**PROBLEM TO SOLVE:** Using the data below, tally the lines that include the string "gear". Only the number is wanted.

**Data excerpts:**

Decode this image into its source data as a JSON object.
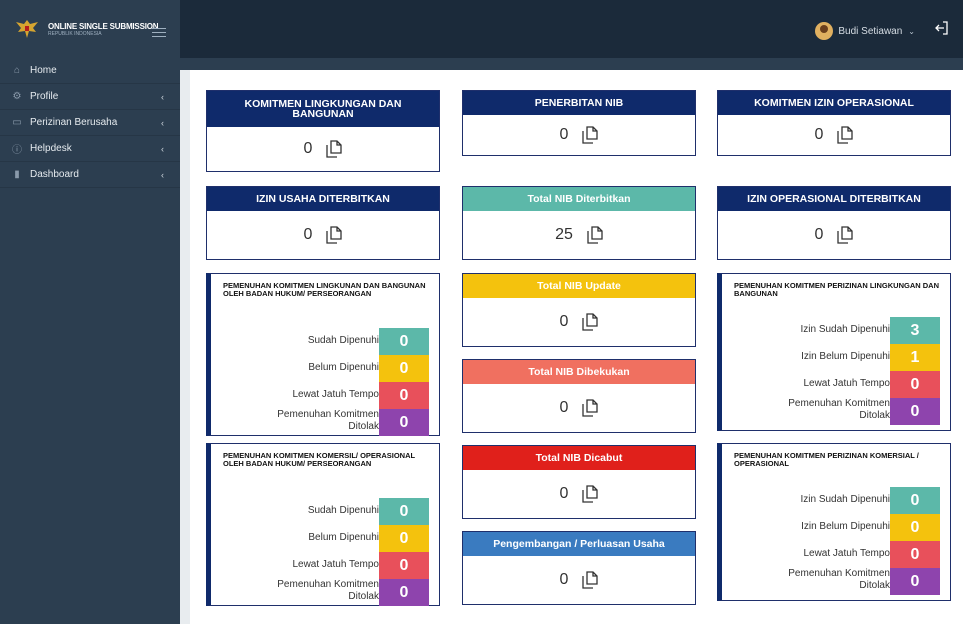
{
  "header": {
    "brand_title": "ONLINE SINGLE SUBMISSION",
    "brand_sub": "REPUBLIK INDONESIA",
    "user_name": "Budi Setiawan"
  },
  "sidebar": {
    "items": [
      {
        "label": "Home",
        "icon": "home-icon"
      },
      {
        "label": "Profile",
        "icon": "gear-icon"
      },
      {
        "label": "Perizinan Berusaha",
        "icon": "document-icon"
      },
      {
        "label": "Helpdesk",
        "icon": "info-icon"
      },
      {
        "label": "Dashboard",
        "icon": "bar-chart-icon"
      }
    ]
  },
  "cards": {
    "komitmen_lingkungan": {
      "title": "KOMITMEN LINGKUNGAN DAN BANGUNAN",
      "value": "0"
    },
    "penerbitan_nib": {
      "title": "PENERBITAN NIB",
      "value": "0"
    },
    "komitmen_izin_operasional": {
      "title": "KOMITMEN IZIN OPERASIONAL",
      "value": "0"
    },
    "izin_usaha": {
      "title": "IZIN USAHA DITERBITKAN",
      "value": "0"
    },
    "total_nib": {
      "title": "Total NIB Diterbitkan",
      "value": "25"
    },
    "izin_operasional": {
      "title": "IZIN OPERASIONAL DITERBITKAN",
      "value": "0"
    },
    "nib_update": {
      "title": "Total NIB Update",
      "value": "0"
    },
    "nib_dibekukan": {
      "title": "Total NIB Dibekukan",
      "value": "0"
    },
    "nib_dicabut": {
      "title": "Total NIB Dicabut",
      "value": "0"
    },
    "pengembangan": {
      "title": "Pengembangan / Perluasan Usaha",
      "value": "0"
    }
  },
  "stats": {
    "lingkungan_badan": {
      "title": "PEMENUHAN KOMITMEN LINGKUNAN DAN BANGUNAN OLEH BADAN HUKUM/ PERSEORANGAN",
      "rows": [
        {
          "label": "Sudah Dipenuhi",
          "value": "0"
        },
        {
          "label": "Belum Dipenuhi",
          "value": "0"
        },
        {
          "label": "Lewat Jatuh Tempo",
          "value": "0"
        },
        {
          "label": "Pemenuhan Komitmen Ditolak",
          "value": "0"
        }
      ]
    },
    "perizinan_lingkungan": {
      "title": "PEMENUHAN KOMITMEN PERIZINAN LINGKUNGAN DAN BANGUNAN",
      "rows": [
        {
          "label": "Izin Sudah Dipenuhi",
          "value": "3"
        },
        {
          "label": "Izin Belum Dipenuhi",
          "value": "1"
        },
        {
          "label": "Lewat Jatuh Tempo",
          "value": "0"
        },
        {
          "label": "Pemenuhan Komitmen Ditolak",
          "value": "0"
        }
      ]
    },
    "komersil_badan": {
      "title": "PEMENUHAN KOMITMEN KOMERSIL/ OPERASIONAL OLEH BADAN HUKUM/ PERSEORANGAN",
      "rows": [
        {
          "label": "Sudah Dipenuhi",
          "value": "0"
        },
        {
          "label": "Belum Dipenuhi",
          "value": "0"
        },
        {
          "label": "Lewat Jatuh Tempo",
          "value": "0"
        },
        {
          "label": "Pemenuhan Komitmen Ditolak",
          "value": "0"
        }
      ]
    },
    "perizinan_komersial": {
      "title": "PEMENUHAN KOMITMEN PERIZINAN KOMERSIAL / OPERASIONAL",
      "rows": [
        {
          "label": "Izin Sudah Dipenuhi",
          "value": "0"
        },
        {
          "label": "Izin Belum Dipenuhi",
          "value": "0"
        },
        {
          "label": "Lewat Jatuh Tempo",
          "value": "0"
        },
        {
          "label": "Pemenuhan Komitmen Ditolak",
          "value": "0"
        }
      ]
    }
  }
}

---

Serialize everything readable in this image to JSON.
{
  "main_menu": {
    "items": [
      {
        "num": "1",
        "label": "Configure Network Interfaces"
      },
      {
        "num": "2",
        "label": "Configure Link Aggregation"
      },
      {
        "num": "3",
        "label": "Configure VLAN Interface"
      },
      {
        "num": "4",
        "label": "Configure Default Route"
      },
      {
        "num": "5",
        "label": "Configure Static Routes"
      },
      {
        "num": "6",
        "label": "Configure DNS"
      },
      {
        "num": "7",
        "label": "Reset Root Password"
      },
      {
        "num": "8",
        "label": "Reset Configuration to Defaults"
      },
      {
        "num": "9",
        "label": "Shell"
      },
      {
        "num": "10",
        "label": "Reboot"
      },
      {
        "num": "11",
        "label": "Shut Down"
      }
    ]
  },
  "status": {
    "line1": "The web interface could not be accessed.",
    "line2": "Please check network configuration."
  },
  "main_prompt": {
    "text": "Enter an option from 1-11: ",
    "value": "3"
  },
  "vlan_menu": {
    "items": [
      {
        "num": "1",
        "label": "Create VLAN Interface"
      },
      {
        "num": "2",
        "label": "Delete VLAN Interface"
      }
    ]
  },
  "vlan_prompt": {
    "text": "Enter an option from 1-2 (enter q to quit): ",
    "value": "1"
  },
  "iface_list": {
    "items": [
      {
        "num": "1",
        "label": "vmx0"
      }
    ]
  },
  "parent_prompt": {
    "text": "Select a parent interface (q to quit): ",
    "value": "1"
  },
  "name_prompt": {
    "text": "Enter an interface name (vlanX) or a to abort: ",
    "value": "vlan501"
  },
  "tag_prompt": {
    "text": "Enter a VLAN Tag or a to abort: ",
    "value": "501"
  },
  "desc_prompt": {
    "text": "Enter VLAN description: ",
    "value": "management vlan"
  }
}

--

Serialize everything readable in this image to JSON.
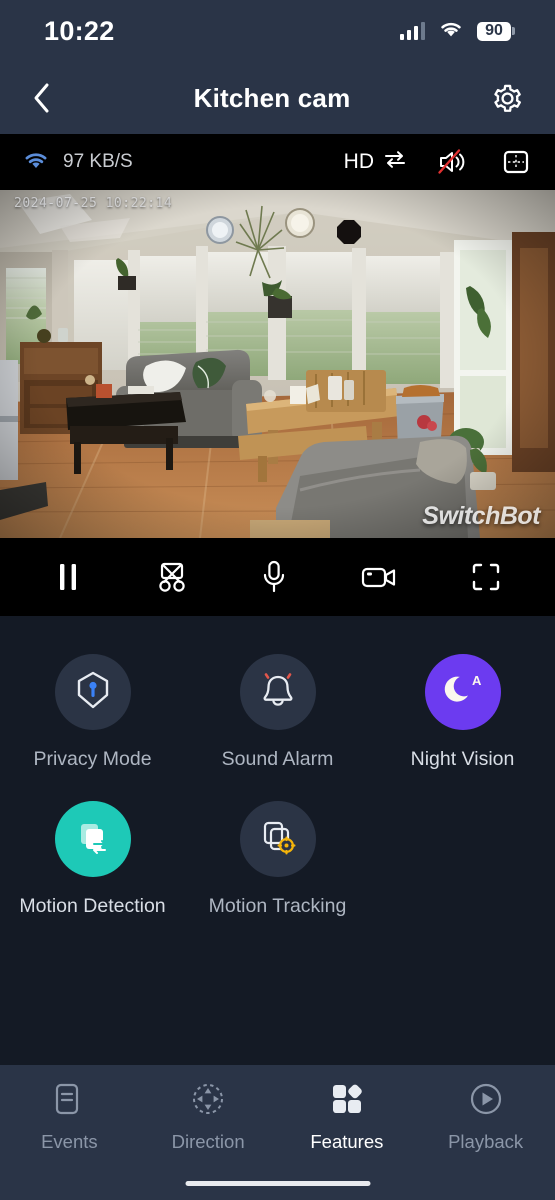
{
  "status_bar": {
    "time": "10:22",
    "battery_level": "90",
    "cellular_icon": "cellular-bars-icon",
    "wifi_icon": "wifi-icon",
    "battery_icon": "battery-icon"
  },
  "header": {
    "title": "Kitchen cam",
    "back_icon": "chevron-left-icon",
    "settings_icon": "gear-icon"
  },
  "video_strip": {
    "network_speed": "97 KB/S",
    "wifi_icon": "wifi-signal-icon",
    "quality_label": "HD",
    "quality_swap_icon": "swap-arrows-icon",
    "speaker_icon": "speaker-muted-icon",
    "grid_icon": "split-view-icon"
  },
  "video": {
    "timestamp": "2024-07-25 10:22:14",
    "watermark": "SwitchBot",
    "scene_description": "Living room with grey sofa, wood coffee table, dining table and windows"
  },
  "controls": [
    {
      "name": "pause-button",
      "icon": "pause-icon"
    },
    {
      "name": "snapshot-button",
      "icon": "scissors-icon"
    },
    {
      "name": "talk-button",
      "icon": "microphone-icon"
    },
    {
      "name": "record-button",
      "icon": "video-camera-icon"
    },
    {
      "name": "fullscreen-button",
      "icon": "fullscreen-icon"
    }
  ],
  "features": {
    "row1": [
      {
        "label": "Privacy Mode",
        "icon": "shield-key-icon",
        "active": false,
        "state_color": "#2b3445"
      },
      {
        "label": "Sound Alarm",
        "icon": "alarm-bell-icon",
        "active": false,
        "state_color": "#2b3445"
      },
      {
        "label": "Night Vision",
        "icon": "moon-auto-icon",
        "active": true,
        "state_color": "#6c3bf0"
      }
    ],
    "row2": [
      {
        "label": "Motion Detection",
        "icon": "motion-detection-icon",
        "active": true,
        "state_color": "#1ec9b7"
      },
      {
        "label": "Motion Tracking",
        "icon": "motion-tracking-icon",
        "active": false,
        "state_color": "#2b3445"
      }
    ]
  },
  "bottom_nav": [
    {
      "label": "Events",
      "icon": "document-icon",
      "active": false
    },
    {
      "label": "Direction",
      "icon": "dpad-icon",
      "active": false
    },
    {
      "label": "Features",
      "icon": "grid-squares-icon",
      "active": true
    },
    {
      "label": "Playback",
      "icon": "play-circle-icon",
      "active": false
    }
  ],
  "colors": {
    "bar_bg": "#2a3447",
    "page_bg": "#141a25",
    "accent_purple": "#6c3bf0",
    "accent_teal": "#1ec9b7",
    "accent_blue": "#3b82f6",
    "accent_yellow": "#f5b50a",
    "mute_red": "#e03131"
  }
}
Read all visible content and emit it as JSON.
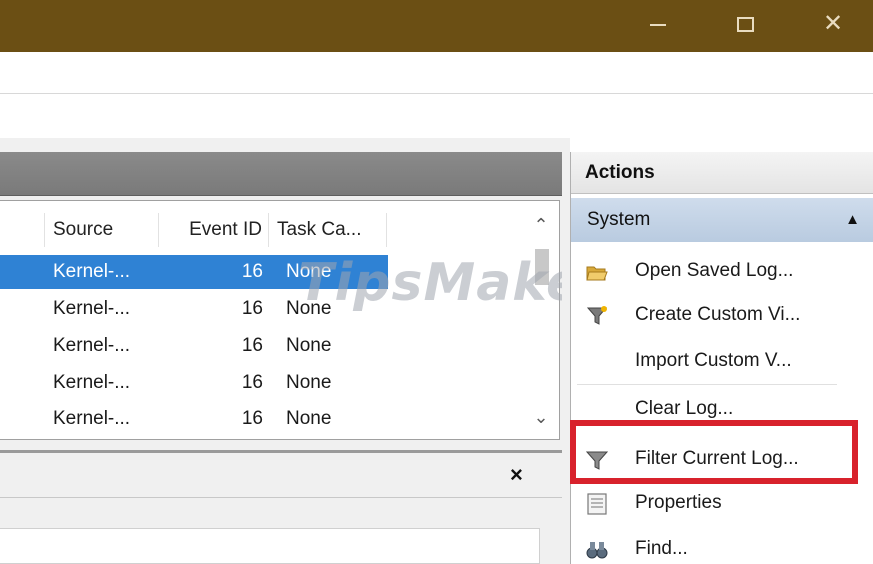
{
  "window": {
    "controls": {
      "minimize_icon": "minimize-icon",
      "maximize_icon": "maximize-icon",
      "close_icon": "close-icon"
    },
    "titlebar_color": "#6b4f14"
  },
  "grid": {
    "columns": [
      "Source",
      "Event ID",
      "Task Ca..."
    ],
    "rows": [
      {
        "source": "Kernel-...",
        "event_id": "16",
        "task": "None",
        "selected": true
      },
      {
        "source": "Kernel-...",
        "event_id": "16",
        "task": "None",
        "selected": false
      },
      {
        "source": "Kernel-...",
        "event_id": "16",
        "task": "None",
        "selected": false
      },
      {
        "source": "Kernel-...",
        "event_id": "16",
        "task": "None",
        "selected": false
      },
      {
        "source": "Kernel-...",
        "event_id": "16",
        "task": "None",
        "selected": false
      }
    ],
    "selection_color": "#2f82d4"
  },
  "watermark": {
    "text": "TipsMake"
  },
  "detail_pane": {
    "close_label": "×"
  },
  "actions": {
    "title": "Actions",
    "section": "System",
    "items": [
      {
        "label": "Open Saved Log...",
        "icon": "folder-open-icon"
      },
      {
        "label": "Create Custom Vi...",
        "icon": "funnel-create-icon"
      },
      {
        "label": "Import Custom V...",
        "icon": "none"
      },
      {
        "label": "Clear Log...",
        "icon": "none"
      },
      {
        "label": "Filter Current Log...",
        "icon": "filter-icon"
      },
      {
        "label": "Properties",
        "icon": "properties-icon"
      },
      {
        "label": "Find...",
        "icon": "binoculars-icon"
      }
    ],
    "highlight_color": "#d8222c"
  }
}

**OUTPUT OF THE TASK:** 2